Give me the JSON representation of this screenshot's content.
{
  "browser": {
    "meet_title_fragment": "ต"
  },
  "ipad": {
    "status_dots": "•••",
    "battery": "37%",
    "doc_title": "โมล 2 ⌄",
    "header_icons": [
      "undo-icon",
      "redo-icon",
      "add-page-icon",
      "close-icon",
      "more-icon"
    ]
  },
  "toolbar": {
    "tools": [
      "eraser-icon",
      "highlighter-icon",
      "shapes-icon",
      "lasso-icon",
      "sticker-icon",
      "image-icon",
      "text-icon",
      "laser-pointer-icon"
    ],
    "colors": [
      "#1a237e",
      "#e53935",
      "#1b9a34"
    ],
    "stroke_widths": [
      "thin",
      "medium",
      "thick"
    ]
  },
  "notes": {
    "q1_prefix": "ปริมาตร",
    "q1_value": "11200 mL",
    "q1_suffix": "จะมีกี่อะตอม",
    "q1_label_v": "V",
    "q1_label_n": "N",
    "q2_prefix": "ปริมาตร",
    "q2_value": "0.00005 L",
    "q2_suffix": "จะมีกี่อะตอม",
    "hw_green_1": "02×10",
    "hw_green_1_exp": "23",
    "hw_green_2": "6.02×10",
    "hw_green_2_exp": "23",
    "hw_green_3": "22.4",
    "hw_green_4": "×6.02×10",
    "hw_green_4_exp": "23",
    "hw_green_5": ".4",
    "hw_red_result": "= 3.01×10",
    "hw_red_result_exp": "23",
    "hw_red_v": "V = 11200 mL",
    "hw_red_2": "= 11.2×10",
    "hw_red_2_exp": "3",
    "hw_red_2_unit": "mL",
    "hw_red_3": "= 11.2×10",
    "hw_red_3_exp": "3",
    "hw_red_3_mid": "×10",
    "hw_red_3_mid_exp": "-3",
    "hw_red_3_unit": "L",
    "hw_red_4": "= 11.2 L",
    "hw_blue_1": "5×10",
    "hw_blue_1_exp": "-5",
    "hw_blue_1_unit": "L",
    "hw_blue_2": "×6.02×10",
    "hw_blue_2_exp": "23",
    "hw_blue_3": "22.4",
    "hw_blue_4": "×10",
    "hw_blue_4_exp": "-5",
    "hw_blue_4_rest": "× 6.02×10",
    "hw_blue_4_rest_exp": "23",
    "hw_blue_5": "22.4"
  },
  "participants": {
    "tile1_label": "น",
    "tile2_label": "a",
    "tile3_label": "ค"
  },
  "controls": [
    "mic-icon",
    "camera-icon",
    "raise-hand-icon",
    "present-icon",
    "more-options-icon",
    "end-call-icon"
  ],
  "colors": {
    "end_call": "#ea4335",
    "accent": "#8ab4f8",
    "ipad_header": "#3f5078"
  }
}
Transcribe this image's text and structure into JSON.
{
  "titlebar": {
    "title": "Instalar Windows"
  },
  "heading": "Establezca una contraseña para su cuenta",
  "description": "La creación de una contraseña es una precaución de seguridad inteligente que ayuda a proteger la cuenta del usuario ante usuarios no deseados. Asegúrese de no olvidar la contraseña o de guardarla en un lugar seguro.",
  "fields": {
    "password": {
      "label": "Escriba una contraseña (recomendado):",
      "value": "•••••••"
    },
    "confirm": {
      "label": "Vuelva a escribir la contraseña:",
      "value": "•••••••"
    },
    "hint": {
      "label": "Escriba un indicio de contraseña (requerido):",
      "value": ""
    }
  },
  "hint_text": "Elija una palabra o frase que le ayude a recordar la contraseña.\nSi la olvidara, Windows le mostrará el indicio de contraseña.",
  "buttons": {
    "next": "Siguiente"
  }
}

--

Instructions to follow: From the line with "Transcribe this image's" to the last line of the material, give every line again exactly, and only those lines.

Full answer:
Transcribe this image's text and structure into JSON.
{
  "titlebar": {
    "title": "Instalar Windows"
  },
  "heading": "Establezca una contraseña para su cuenta",
  "description": "La creación de una contraseña es una precaución de seguridad inteligente que ayuda a proteger la cuenta del usuario ante usuarios no deseados. Asegúrese de no olvidar la contraseña o de guardarla en un lugar seguro.",
  "fields": {
    "password": {
      "label": "Escriba una contraseña (recomendado):",
      "value": "•••••••"
    },
    "confirm": {
      "label": "Vuelva a escribir la contraseña:",
      "value": "•••••••"
    },
    "hint": {
      "label": "Escriba un indicio de contraseña (requerido):",
      "value": ""
    }
  },
  "hint_text": "Elija una palabra o frase que le ayude a recordar la contraseña.\nSi la olvidara, Windows le mostrará el indicio de contraseña.",
  "buttons": {
    "next": "Siguiente"
  }
}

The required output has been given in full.